Brief: Copy out the listing that follows, exactly, without its pictures.

Entries:
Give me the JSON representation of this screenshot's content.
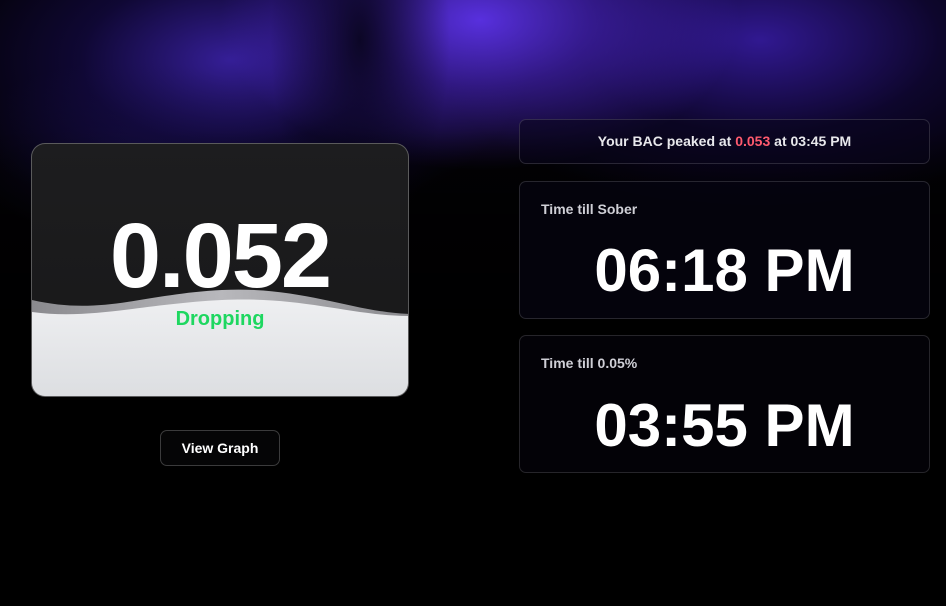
{
  "bac": {
    "value": "0.052",
    "status": "Dropping"
  },
  "actions": {
    "view_graph_label": "View Graph"
  },
  "peak": {
    "prefix": "Your BAC peaked at",
    "value": "0.053",
    "middle": "at",
    "time": "03:45 PM"
  },
  "sober": {
    "label": "Time till Sober",
    "time": "06:18 PM"
  },
  "limit": {
    "label": "Time till 0.05%",
    "time": "03:55 PM"
  },
  "colors": {
    "status_green": "#1ed760",
    "peak_red": "#ff5a6e",
    "accent_purple": "#5c32e8"
  }
}
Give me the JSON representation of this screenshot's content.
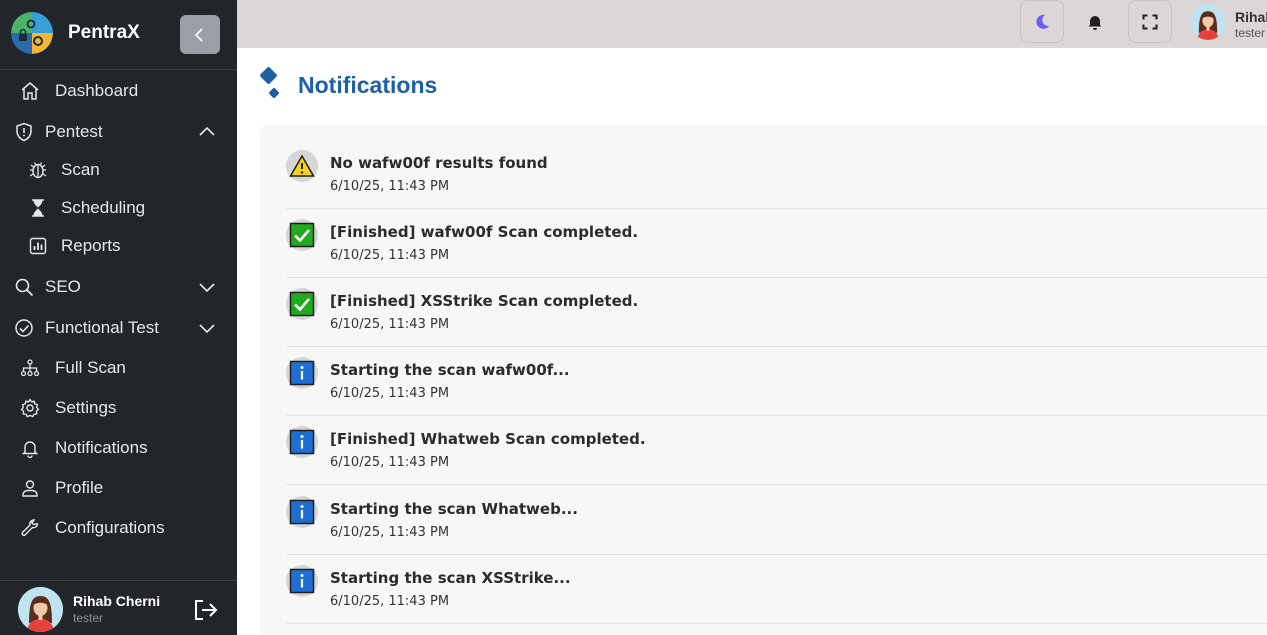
{
  "brand": {
    "name": "PentraX",
    "logo_icon": "pentrax-logo-icon"
  },
  "sidebar": {
    "items": [
      {
        "label": "Dashboard",
        "icon": "home-icon"
      },
      {
        "label": "Pentest",
        "icon": "shield-icon",
        "expanded": true
      },
      {
        "label": "Scan",
        "icon": "bug-icon"
      },
      {
        "label": "Scheduling",
        "icon": "hourglass-icon"
      },
      {
        "label": "Reports",
        "icon": "report-chart-icon"
      },
      {
        "label": "SEO",
        "icon": "search-icon",
        "expanded": false
      },
      {
        "label": "Functional Test",
        "icon": "check-circle-icon",
        "expanded": false
      },
      {
        "label": "Full Scan",
        "icon": "sitemap-icon"
      },
      {
        "label": "Settings",
        "icon": "gear-icon"
      },
      {
        "label": "Notifications",
        "icon": "bell-icon"
      },
      {
        "label": "Profile",
        "icon": "user-icon"
      },
      {
        "label": "Configurations",
        "icon": "wrench-icon"
      }
    ]
  },
  "user": {
    "name": "Rihab Cherni",
    "role": "tester",
    "top_name": "Rihab",
    "top_role": "tester"
  },
  "topbar": {
    "icons": [
      "moon-icon",
      "bell-icon",
      "fullscreen-icon"
    ]
  },
  "page": {
    "title": "Notifications"
  },
  "notifications": [
    {
      "type": "warning",
      "text": "No wafw00f results found",
      "time": "6/10/25, 11:43 PM"
    },
    {
      "type": "success",
      "text": "[Finished] wafw00f Scan completed.",
      "time": "6/10/25, 11:43 PM"
    },
    {
      "type": "success",
      "text": "[Finished] XSStrike Scan completed.",
      "time": "6/10/25, 11:43 PM"
    },
    {
      "type": "info",
      "text": "Starting the scan wafw00f...",
      "time": "6/10/25, 11:43 PM"
    },
    {
      "type": "info",
      "text": "[Finished] Whatweb Scan completed.",
      "time": "6/10/25, 11:43 PM"
    },
    {
      "type": "info",
      "text": "Starting the scan Whatweb...",
      "time": "6/10/25, 11:43 PM"
    },
    {
      "type": "info",
      "text": "Starting the scan XSStrike...",
      "time": "6/10/25, 11:43 PM"
    }
  ],
  "colors": {
    "sidebar_bg": "#22262b",
    "topbar_bg": "#ddd6d6",
    "title": "#1f5fa6",
    "moon": "#6a5cff",
    "success": "#1faa1f",
    "warning": "#f4d21f",
    "info": "#1f6fd1"
  }
}
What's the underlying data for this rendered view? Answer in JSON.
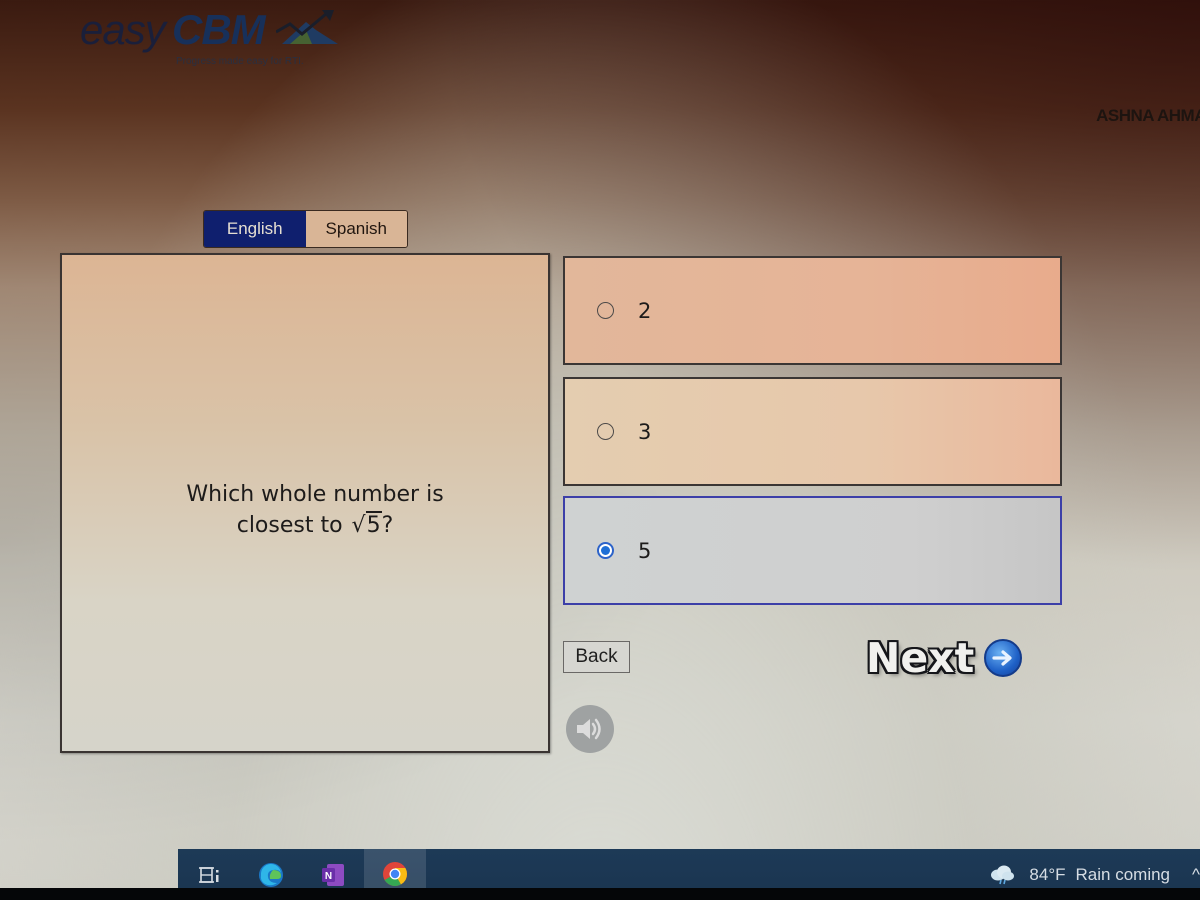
{
  "header": {
    "logo_prefix": "easy",
    "logo_brand": "CBM",
    "tagline": "Progress made easy for RTI.",
    "user_name": "ASHNA AHMA"
  },
  "language_toggle": {
    "options": [
      {
        "label": "English",
        "active": true
      },
      {
        "label": "Spanish",
        "active": false
      }
    ]
  },
  "question": {
    "line1": "Which whole number is",
    "line2_prefix": "closest to ",
    "radical_symbol": "√",
    "radicand": "5",
    "suffix": "?"
  },
  "answers": [
    {
      "label": "2",
      "selected": false
    },
    {
      "label": "3",
      "selected": false
    },
    {
      "label": "5",
      "selected": true
    }
  ],
  "navigation": {
    "back_label": "Back",
    "next_label": "Next",
    "next_icon": "arrow-right-circle-icon",
    "audio_icon": "speaker-icon"
  },
  "colors": {
    "english_active_bg": "#0f1f6e",
    "selected_border": "#3c3fa8",
    "radio_checked": "#1f6fd6",
    "taskbar_bg": "#1d3a57"
  },
  "taskbar": {
    "apps": [
      {
        "name": "task-view",
        "icon": "task-view-icon"
      },
      {
        "name": "edge",
        "icon": "edge-icon"
      },
      {
        "name": "onenote",
        "icon": "onenote-icon",
        "letter": "N"
      },
      {
        "name": "chrome",
        "icon": "chrome-icon",
        "active": true
      }
    ],
    "weather": {
      "temperature": "84°F",
      "condition": "Rain coming",
      "icon": "rain-cloud-icon"
    },
    "tray_chevron": "^"
  }
}
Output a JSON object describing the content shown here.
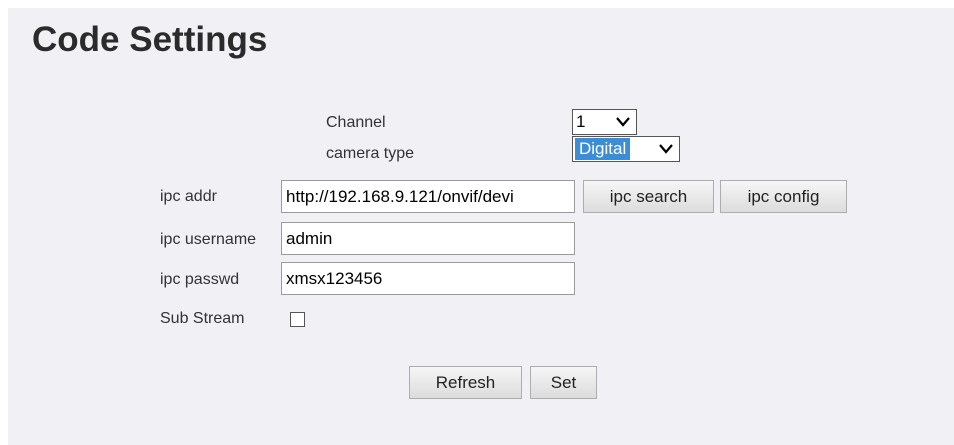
{
  "page": {
    "title": "Code Settings"
  },
  "form": {
    "channel": {
      "label": "Channel",
      "value": "1"
    },
    "camera_type": {
      "label": "camera type",
      "value": "Digital"
    },
    "ipc_addr": {
      "label": "ipc addr",
      "value": "http://192.168.9.121/onvif/devi"
    },
    "ipc_username": {
      "label": "ipc username",
      "value": "admin"
    },
    "ipc_passwd": {
      "label": "ipc passwd",
      "value": "xmsx123456"
    },
    "sub_stream": {
      "label": "Sub Stream",
      "checked": false
    }
  },
  "buttons": {
    "ipc_search": "ipc search",
    "ipc_config": "ipc config",
    "refresh": "Refresh",
    "set": "Set"
  },
  "icons": {
    "select_arrow": "chevron-down-icon"
  },
  "colors": {
    "panel_bg": "#f0f0f5",
    "selected_highlight": "#3b8ed6"
  }
}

The response:
Give me the JSON representation of this screenshot's content.
{
  "bac": {
    "value": "0.052",
    "status": "Dropping"
  },
  "actions": {
    "view_graph_label": "View Graph"
  },
  "peak": {
    "prefix": "Your BAC peaked at",
    "value": "0.053",
    "middle": "at",
    "time": "03:45 PM"
  },
  "sober": {
    "label": "Time till Sober",
    "time": "06:18 PM"
  },
  "limit": {
    "label": "Time till 0.05%",
    "time": "03:55 PM"
  },
  "colors": {
    "status_green": "#1ed760",
    "peak_red": "#ff5a6e",
    "accent_purple": "#5c32e8"
  }
}
Give me the JSON representation of this screenshot's content.
{
  "brand": {
    "name": "PentraX",
    "logo_icon": "pentrax-logo-icon"
  },
  "sidebar": {
    "items": [
      {
        "label": "Dashboard",
        "icon": "home-icon"
      },
      {
        "label": "Pentest",
        "icon": "shield-icon",
        "expanded": true
      },
      {
        "label": "Scan",
        "icon": "bug-icon"
      },
      {
        "label": "Scheduling",
        "icon": "hourglass-icon"
      },
      {
        "label": "Reports",
        "icon": "report-chart-icon"
      },
      {
        "label": "SEO",
        "icon": "search-icon",
        "expanded": false
      },
      {
        "label": "Functional Test",
        "icon": "check-circle-icon",
        "expanded": false
      },
      {
        "label": "Full Scan",
        "icon": "sitemap-icon"
      },
      {
        "label": "Settings",
        "icon": "gear-icon"
      },
      {
        "label": "Notifications",
        "icon": "bell-icon"
      },
      {
        "label": "Profile",
        "icon": "user-icon"
      },
      {
        "label": "Configurations",
        "icon": "wrench-icon"
      }
    ]
  },
  "user": {
    "name": "Rihab Cherni",
    "role": "tester",
    "top_name": "Rihab",
    "top_role": "tester"
  },
  "topbar": {
    "icons": [
      "moon-icon",
      "bell-icon",
      "fullscreen-icon"
    ]
  },
  "page": {
    "title": "Notifications"
  },
  "notifications": [
    {
      "type": "warning",
      "text": "No wafw00f results found",
      "time": "6/10/25, 11:43 PM"
    },
    {
      "type": "success",
      "text": "[Finished] wafw00f Scan completed.",
      "time": "6/10/25, 11:43 PM"
    },
    {
      "type": "success",
      "text": "[Finished] XSStrike Scan completed.",
      "time": "6/10/25, 11:43 PM"
    },
    {
      "type": "info",
      "text": "Starting the scan wafw00f...",
      "time": "6/10/25, 11:43 PM"
    },
    {
      "type": "info",
      "text": "[Finished] Whatweb Scan completed.",
      "time": "6/10/25, 11:43 PM"
    },
    {
      "type": "info",
      "text": "Starting the scan Whatweb...",
      "time": "6/10/25, 11:43 PM"
    },
    {
      "type": "info",
      "text": "Starting the scan XSStrike...",
      "time": "6/10/25, 11:43 PM"
    }
  ],
  "colors": {
    "sidebar_bg": "#22262b",
    "topbar_bg": "#ddd6d6",
    "title": "#1f5fa6",
    "moon": "#6a5cff",
    "success": "#1faa1f",
    "warning": "#f4d21f",
    "info": "#1f6fd1"
  }
}
What's the underlying data for this rendered view? Answer in JSON.
{
  "header": {
    "logo_prefix": "easy",
    "logo_brand": "CBM",
    "tagline": "Progress made easy for RTI.",
    "user_name": "ASHNA AHMA"
  },
  "language_toggle": {
    "options": [
      {
        "label": "English",
        "active": true
      },
      {
        "label": "Spanish",
        "active": false
      }
    ]
  },
  "question": {
    "line1": "Which whole number is",
    "line2_prefix": "closest to ",
    "radical_symbol": "√",
    "radicand": "5",
    "suffix": "?"
  },
  "answers": [
    {
      "label": "2",
      "selected": false
    },
    {
      "label": "3",
      "selected": false
    },
    {
      "label": "5",
      "selected": true
    }
  ],
  "navigation": {
    "back_label": "Back",
    "next_label": "Next",
    "next_icon": "arrow-right-circle-icon",
    "audio_icon": "speaker-icon"
  },
  "colors": {
    "english_active_bg": "#0f1f6e",
    "selected_border": "#3c3fa8",
    "radio_checked": "#1f6fd6",
    "taskbar_bg": "#1d3a57"
  },
  "taskbar": {
    "apps": [
      {
        "name": "task-view",
        "icon": "task-view-icon"
      },
      {
        "name": "edge",
        "icon": "edge-icon"
      },
      {
        "name": "onenote",
        "icon": "onenote-icon",
        "letter": "N"
      },
      {
        "name": "chrome",
        "icon": "chrome-icon",
        "active": true
      }
    ],
    "weather": {
      "temperature": "84°F",
      "condition": "Rain coming",
      "icon": "rain-cloud-icon"
    },
    "tray_chevron": "^"
  }
}
Output a JSON object describing the content shown here.
{
  "page": {
    "title": "Code Settings"
  },
  "form": {
    "channel": {
      "label": "Channel",
      "value": "1"
    },
    "camera_type": {
      "label": "camera type",
      "value": "Digital"
    },
    "ipc_addr": {
      "label": "ipc addr",
      "value": "http://192.168.9.121/onvif/devi"
    },
    "ipc_username": {
      "label": "ipc username",
      "value": "admin"
    },
    "ipc_passwd": {
      "label": "ipc passwd",
      "value": "xmsx123456"
    },
    "sub_stream": {
      "label": "Sub Stream",
      "checked": false
    }
  },
  "buttons": {
    "ipc_search": "ipc search",
    "ipc_config": "ipc config",
    "refresh": "Refresh",
    "set": "Set"
  },
  "icons": {
    "select_arrow": "chevron-down-icon"
  },
  "colors": {
    "panel_bg": "#f0f0f5",
    "selected_highlight": "#3b8ed6"
  }
}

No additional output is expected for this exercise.